» RECORDED INFORMATION:
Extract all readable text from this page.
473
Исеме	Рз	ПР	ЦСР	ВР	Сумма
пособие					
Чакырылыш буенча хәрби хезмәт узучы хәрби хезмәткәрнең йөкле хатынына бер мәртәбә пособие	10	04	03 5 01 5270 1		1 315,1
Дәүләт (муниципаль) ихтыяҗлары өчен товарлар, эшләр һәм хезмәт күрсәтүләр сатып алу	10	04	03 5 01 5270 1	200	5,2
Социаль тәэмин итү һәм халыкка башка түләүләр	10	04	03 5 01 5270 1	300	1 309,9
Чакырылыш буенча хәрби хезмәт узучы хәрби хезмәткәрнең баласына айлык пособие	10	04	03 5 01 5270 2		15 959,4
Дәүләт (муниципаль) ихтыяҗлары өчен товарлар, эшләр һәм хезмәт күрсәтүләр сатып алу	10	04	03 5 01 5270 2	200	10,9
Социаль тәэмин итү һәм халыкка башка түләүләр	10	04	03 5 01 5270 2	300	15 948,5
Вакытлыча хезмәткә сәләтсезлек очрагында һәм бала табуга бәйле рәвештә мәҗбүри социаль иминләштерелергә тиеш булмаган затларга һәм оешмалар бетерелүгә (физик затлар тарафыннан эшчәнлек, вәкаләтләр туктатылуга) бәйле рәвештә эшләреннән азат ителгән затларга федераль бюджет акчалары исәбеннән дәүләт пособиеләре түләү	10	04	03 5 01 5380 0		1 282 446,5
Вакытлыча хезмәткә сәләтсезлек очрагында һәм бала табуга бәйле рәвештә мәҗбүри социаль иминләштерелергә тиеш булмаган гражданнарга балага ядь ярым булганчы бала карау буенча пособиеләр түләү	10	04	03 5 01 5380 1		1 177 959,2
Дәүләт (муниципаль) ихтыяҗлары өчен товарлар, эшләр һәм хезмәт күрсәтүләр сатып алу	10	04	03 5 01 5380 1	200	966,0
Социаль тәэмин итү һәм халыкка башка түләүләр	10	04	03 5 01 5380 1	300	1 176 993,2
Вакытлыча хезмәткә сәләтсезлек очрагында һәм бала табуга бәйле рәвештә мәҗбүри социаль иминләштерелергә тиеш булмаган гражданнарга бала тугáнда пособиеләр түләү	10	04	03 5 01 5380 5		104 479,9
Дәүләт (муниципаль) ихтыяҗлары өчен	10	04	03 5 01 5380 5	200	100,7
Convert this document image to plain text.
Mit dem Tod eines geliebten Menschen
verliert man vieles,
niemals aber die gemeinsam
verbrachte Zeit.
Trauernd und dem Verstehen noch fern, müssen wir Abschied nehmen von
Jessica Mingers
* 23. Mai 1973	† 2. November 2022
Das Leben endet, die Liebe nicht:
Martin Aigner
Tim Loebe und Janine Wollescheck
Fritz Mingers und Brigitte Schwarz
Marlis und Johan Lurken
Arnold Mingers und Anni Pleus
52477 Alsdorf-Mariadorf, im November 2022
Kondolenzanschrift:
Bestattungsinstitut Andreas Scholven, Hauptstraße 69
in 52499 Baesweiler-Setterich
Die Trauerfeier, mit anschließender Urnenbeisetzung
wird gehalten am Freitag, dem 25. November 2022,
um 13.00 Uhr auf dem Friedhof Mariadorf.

» EXERCISE DETAILS: Go through the data and count each line that has the word "буенча", then give the total alone.

» THE OUTPUT: 3